__Exercise task__. Write the records below out again exactly as given, with no images.
::::::::::
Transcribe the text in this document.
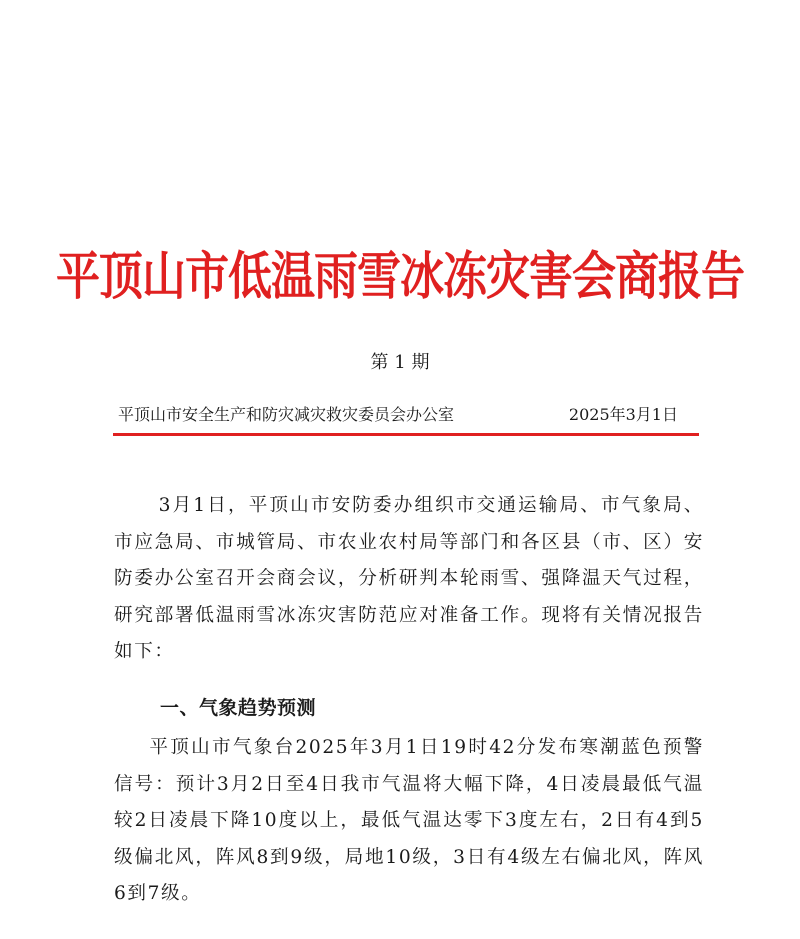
平顶山市低温雨雪冰冻灾害会商报告
第 1 期
平顶山市安全生产和防灾减灾救灾委员会办公室	2025年3月1日
3月1日，平顶山市安防委办组织市交通运输局、市气象局、市应急局、市城管局、市农业农村局等部门和各区县（市、区）安防委办公室召开会商会议，分析研判本轮雨雪、强降温天气过程，研究部署低温雨雪冰冻灾害防范应对准备工作。现将有关情况报告如下：
一、气象趋势预测
平顶山市气象台2025年3月1日19时42分发布寒潮蓝色预警信号：预计3月2日至4日我市气温将大幅下降，4日凌晨最低气温较2日凌晨下降10度以上，最低气温达零下3度左右，2日有4到5级偏北风，阵风8到9级，局地10级，3日有4级左右偏北风，阵风6到7级。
::::::::::
__Result of this task__.
Transcribe the text in this document.
平顶山市低温雨雪冰冻灾害会商报告
第 1 期
平顶山市安全生产和防灾减灾救灾委员会办公室	2025年3月1日
3月1日，平顶山市安防委办组织市交通运输局、市气象局、市应急局、市城管局、市农业农村局等部门和各区县（市、区）安防委办公室召开会商会议，分析研判本轮雨雪、强降温天气过程，研究部署低温雨雪冰冻灾害防范应对准备工作。现将有关情况报告如下：
一、气象趋势预测
平顶山市气象台2025年3月1日19时42分发布寒潮蓝色预警信号：预计3月2日至4日我市气温将大幅下降，4日凌晨最低气温较2日凌晨下降10度以上，最低气温达零下3度左右，2日有4到5级偏北风，阵风8到9级，局地10级，3日有4级左右偏北风，阵风6到7级。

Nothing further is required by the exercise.